▸ **TO BE DONE**
Copy the lines below verbatim, but only from the line containing "What data populates" through the end of the data.

▸ **GIVEN DATA**
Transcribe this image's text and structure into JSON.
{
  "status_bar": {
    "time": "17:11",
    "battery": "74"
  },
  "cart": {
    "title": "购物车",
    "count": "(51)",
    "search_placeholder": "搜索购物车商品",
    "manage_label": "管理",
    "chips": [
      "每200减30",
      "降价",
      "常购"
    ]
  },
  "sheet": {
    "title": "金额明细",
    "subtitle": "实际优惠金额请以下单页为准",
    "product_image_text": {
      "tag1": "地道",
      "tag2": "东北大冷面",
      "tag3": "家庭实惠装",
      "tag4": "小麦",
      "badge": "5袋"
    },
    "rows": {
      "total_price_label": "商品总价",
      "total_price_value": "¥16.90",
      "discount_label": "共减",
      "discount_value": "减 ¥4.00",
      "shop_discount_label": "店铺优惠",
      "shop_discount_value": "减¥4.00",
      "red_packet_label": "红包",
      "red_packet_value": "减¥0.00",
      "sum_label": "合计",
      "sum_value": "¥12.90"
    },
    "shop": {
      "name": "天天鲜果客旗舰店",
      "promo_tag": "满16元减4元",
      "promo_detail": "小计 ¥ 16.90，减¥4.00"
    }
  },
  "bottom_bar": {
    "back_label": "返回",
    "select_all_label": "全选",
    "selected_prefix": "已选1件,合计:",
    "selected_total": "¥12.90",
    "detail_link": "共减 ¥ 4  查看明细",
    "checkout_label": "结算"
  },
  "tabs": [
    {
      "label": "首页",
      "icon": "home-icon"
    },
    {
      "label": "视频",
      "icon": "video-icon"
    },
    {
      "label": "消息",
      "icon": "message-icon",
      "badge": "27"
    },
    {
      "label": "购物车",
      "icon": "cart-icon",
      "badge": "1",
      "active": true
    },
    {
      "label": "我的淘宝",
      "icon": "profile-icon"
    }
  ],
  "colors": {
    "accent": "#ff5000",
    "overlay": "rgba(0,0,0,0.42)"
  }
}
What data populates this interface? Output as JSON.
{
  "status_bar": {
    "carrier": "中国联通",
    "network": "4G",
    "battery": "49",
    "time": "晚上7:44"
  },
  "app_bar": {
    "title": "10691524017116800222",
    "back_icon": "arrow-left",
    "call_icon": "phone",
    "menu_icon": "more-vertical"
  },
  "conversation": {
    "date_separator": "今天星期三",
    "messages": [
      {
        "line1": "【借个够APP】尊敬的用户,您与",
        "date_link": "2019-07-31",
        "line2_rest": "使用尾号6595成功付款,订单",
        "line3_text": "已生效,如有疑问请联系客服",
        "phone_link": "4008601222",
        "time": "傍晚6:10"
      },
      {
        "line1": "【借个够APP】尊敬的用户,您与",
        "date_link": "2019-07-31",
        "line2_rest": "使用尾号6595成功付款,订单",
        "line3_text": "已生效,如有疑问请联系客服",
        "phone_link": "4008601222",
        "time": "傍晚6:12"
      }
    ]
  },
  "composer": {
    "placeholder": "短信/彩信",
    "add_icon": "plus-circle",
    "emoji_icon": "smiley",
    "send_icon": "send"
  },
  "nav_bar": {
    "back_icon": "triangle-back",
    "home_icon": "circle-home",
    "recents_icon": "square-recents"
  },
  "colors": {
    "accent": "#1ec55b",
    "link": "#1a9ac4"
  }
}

▸ **SOLUTION TO THIS EXERCISE**
What data populates this interface? Output as JSON.
{
  "status_bar": {
    "carrier": "中国联通",
    "network": "4G",
    "battery": "49",
    "time": "晚上7:44"
  },
  "app_bar": {
    "title": "10691524017116800222",
    "back_icon": "arrow-left",
    "call_icon": "phone",
    "menu_icon": "more-vertical"
  },
  "conversation": {
    "date_separator": "今天星期三",
    "messages": [
      {
        "line1": "【借个够APP】尊敬的用户,您与",
        "date_link": "2019-07-31",
        "line2_rest": "使用尾号6595成功付款,订单",
        "line3_text": "已生效,如有疑问请联系客服",
        "phone_link": "4008601222",
        "time": "傍晚6:10"
      },
      {
        "line1": "【借个够APP】尊敬的用户,您与",
        "date_link": "2019-07-31",
        "line2_rest": "使用尾号6595成功付款,订单",
        "line3_text": "已生效,如有疑问请联系客服",
        "phone_link": "4008601222",
        "time": "傍晚6:12"
      }
    ]
  },
  "composer": {
    "placeholder": "短信/彩信",
    "add_icon": "plus-circle",
    "emoji_icon": "smiley",
    "send_icon": "send"
  },
  "nav_bar": {
    "back_icon": "triangle-back",
    "home_icon": "circle-home",
    "recents_icon": "square-recents"
  },
  "colors": {
    "accent": "#1ec55b",
    "link": "#1a9ac4"
  }
}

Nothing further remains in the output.